## [TASK GOAL]
Every line that contains the word "survival" should be copied out.

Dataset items
--------------------------------

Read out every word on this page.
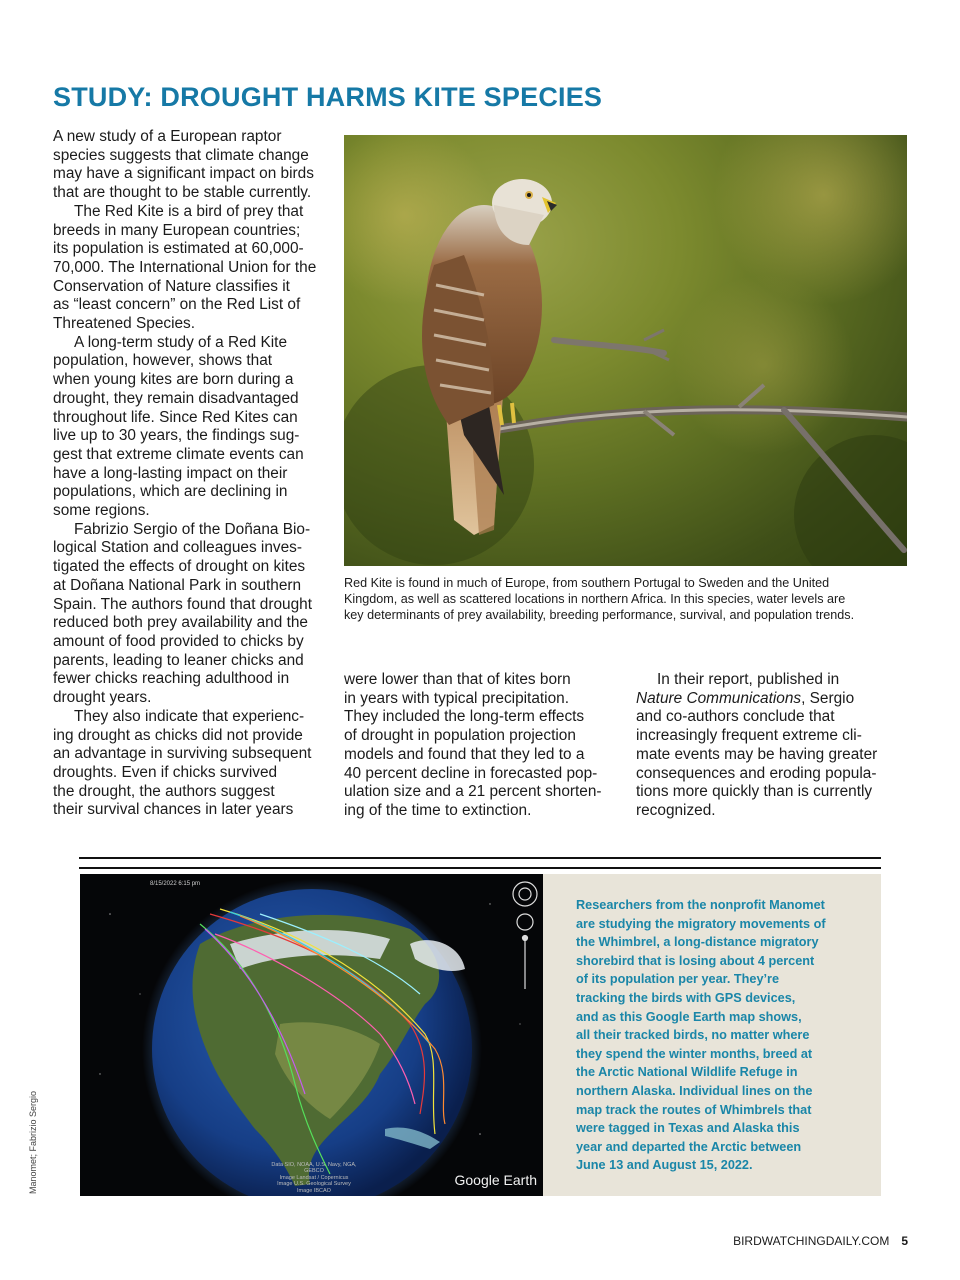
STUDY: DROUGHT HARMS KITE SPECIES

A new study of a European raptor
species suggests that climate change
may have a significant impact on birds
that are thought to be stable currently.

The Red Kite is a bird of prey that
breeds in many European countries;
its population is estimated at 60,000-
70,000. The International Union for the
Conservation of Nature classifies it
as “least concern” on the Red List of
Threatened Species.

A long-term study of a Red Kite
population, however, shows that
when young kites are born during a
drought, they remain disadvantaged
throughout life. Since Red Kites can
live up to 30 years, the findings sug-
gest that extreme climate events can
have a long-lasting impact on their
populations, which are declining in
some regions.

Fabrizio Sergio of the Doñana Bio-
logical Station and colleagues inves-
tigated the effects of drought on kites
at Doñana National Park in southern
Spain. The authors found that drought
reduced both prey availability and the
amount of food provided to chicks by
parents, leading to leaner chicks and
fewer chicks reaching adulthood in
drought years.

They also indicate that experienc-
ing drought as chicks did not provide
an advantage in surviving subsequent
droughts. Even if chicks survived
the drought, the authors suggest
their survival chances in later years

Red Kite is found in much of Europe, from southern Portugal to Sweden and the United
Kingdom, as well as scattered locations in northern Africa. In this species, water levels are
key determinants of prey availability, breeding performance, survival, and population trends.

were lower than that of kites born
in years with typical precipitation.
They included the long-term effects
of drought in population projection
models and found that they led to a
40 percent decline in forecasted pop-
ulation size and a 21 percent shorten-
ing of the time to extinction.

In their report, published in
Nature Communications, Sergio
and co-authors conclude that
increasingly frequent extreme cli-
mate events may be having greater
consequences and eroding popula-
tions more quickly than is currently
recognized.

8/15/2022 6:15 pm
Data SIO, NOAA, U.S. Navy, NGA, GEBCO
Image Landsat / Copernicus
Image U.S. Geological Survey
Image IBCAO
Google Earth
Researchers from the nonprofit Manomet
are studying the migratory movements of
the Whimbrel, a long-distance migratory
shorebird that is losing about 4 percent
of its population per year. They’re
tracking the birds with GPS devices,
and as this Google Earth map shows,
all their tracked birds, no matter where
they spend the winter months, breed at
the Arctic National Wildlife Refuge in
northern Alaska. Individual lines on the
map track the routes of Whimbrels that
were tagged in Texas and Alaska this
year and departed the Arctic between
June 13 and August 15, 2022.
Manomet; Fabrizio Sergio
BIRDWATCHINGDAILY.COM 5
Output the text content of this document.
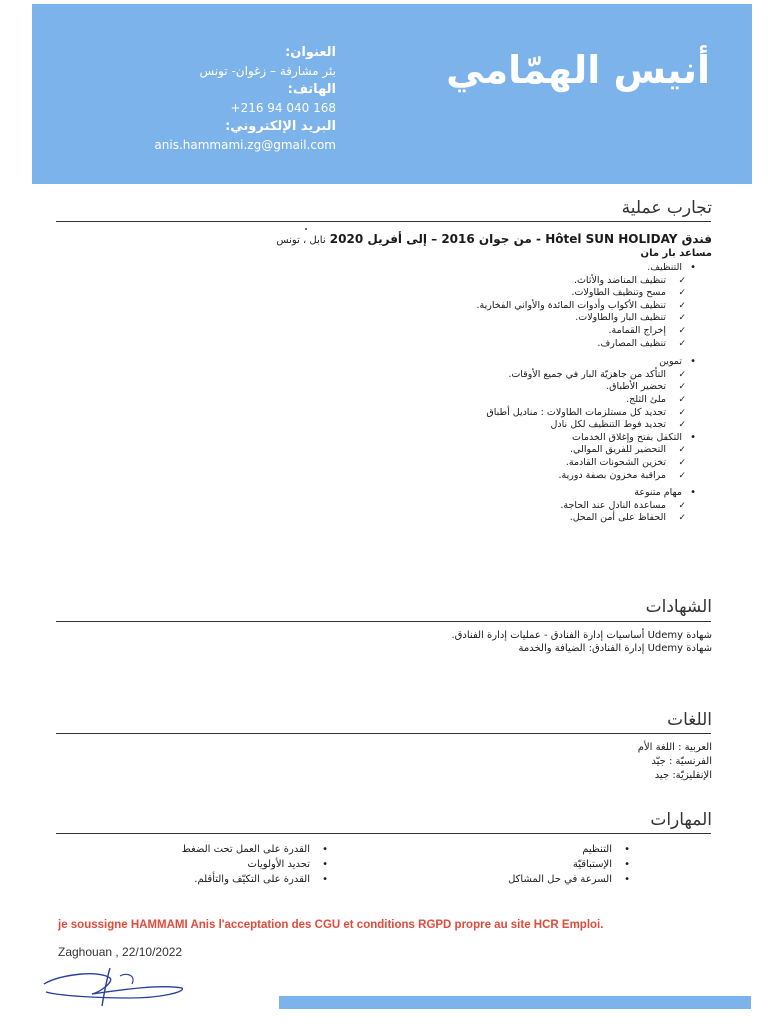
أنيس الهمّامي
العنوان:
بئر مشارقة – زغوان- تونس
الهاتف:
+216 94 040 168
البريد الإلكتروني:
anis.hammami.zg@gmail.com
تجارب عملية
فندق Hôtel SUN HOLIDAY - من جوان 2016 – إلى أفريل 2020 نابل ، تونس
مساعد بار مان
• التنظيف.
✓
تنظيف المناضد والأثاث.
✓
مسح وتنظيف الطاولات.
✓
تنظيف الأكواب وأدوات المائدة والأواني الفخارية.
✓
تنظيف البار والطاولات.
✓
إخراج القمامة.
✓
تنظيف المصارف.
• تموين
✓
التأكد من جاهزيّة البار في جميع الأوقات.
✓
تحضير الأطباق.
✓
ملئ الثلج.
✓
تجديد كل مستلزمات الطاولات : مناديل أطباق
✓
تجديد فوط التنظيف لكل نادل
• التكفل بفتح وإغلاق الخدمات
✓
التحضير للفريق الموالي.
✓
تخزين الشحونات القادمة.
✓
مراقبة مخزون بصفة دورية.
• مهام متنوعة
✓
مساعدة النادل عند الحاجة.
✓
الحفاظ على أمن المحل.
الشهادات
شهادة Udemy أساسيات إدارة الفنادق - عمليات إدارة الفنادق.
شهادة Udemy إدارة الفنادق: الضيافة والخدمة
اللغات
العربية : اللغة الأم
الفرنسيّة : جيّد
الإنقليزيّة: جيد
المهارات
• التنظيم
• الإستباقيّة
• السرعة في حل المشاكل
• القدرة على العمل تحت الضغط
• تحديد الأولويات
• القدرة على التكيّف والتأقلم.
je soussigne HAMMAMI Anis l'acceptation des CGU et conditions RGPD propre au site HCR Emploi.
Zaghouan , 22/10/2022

--------------------------------

## [TASK RESPONSE]
their survival chances in later years
key determinants of prey availability, breeding performance, survival, and population trends.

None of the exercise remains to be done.